Render the lines as a numbered list, starting at the first line and ending at the line that contains "menu-references[interactable]: Справочники xyxy=(130,17,188,27)", and leave out any blank lines.

DATA PROVIDED »
## START
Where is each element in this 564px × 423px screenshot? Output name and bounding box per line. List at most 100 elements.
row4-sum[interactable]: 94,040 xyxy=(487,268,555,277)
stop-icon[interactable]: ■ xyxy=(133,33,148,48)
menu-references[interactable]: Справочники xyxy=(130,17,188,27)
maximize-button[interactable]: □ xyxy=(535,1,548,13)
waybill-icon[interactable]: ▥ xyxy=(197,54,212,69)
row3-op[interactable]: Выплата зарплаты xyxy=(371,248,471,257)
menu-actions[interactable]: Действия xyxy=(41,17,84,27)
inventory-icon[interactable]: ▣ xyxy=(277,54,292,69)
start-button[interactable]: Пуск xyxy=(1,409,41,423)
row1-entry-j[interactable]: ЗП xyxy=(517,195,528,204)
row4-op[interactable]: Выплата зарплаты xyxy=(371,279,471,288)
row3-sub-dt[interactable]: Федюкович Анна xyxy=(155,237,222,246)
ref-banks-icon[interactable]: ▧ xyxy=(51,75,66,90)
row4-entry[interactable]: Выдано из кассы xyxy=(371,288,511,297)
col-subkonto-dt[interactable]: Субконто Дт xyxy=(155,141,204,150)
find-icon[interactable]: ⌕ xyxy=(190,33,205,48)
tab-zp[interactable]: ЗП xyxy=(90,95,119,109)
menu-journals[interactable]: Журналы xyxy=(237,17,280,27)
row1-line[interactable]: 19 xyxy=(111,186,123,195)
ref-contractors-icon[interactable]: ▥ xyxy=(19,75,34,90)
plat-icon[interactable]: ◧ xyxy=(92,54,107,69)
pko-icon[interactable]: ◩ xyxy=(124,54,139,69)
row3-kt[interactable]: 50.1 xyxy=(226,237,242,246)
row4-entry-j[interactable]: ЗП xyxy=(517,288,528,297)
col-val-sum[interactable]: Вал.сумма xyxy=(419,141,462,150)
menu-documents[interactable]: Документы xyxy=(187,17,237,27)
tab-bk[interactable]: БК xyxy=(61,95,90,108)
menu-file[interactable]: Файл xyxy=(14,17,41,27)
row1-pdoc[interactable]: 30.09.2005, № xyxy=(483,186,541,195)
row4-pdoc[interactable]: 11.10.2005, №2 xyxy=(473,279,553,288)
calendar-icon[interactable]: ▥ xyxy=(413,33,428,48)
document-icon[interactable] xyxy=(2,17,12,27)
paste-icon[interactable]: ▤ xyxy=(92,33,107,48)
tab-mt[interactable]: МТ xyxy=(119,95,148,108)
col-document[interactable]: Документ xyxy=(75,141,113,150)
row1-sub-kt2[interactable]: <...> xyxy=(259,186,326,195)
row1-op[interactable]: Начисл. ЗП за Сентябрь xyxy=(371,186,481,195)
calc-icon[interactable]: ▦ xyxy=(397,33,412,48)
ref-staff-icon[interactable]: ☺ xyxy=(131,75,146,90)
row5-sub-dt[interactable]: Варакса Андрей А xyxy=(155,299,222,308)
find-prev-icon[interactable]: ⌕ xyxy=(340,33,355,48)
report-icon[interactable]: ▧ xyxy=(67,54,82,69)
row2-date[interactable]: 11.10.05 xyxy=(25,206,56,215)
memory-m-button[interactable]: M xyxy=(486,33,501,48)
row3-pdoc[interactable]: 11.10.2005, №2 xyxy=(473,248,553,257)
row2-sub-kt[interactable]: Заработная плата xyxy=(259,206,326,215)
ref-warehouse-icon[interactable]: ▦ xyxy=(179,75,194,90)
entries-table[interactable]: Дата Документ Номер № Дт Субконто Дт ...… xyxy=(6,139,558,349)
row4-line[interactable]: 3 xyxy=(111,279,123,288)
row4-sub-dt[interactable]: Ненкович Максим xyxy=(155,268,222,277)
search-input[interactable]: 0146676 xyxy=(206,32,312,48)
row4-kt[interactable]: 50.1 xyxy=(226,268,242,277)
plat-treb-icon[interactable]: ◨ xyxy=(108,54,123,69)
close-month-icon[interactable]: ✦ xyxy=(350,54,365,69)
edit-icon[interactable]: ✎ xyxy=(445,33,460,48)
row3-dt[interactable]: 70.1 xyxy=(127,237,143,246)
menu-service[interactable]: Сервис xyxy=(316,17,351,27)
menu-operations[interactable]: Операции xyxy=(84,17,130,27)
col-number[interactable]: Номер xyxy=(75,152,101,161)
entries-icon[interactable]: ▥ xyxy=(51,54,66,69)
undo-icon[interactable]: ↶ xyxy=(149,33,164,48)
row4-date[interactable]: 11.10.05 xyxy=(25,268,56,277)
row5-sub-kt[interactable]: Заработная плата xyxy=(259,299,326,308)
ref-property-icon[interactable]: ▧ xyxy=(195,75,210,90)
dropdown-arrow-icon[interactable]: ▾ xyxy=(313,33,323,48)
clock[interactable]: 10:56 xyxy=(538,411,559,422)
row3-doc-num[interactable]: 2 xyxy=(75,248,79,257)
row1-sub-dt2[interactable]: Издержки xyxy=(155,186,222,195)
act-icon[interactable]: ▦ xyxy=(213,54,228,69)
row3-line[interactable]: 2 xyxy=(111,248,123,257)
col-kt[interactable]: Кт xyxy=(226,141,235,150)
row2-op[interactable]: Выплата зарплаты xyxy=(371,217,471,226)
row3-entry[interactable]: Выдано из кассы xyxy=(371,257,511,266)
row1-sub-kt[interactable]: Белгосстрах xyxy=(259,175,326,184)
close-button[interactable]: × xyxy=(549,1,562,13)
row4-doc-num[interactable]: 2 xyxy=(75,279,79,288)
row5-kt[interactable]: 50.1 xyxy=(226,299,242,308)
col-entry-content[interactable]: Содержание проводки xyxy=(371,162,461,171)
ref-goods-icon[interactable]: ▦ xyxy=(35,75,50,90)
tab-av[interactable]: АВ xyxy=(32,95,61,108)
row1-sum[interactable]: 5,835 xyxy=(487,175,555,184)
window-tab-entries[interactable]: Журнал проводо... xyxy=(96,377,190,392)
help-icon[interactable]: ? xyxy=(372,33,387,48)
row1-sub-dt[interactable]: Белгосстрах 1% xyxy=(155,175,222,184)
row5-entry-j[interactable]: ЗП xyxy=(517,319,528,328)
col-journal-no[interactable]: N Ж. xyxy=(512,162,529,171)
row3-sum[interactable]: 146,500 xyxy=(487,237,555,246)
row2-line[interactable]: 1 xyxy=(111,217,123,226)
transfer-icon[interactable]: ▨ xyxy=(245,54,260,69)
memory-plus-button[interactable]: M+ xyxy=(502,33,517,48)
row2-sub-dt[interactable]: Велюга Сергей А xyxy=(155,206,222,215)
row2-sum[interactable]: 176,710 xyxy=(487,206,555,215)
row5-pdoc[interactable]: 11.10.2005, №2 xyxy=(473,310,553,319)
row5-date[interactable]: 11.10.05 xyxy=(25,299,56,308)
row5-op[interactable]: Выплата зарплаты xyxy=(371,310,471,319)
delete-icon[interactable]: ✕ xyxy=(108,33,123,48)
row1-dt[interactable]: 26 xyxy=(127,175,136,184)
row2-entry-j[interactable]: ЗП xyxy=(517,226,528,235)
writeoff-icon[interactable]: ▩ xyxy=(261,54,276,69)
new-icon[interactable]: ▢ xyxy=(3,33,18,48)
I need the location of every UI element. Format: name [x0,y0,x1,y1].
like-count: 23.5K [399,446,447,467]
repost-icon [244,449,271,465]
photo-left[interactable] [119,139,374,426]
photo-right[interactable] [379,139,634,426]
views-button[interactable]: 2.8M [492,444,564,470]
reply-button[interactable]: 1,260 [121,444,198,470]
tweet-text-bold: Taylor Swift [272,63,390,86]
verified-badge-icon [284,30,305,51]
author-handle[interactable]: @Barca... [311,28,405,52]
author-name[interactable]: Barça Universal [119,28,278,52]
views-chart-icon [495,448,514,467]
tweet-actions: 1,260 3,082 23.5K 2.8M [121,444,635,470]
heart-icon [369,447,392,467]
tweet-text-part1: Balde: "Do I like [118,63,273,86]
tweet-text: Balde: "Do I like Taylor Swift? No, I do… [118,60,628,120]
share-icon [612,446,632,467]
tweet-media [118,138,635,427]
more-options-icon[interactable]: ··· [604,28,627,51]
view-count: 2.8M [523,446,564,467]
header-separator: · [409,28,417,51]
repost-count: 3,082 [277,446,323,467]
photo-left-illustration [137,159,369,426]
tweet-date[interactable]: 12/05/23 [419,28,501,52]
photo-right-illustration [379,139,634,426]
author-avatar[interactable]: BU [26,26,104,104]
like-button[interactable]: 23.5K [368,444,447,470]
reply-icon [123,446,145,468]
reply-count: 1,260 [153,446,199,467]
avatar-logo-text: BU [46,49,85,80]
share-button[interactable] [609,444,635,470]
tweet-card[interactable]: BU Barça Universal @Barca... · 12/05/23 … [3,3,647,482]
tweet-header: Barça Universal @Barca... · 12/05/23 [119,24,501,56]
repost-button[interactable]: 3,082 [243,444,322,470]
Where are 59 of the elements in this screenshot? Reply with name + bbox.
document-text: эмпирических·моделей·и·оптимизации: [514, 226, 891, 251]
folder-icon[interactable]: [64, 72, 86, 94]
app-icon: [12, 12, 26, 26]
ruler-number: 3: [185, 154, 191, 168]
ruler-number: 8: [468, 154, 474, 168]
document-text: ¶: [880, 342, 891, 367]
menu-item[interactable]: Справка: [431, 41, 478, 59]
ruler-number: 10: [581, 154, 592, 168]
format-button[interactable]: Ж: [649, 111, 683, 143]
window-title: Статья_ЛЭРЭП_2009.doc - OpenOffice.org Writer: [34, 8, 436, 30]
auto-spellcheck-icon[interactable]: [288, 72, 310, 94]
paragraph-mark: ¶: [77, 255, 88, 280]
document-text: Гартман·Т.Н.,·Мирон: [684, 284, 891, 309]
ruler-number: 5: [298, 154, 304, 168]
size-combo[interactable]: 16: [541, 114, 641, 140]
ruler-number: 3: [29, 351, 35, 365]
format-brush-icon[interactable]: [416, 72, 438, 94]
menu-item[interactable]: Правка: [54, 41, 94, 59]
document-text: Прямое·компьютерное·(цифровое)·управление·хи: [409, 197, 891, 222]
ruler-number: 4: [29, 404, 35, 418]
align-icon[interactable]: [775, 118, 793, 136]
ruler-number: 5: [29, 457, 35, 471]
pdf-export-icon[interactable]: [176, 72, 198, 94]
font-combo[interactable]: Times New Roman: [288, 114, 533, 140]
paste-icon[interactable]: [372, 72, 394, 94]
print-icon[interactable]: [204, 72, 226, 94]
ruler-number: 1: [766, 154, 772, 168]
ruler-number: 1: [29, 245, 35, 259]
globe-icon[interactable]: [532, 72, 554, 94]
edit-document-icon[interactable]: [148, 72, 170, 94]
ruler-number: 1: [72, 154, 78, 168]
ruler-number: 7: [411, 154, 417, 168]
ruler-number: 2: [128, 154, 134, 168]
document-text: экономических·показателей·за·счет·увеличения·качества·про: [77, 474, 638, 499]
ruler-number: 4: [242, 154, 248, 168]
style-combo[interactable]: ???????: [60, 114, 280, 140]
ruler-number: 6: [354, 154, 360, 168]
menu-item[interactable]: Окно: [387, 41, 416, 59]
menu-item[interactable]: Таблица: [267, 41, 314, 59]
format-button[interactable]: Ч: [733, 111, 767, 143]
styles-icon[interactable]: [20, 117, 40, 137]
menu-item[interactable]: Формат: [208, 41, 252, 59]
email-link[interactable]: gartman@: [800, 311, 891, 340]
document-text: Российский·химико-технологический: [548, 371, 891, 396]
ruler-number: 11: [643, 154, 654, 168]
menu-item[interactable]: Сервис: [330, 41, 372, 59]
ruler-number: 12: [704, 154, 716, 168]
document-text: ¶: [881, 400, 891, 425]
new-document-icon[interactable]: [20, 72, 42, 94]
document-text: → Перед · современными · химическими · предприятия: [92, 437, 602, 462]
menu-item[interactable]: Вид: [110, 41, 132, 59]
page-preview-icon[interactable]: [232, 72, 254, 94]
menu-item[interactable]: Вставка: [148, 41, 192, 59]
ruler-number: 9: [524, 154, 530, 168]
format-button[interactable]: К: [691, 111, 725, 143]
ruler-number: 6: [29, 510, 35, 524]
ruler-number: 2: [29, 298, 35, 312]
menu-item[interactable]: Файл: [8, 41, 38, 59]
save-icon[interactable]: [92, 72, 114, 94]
## END
EXERCISE RESPONSE »
1. Where is each element in this 564px × 423px screenshot? Output name and bounding box per line. List at most 100 elements.
2. row4-sum[interactable]: 94,040 xyxy=(487,268,555,277)
3. stop-icon[interactable]: ■ xyxy=(133,33,148,48)
4. menu-references[interactable]: Справочники xyxy=(130,17,188,27)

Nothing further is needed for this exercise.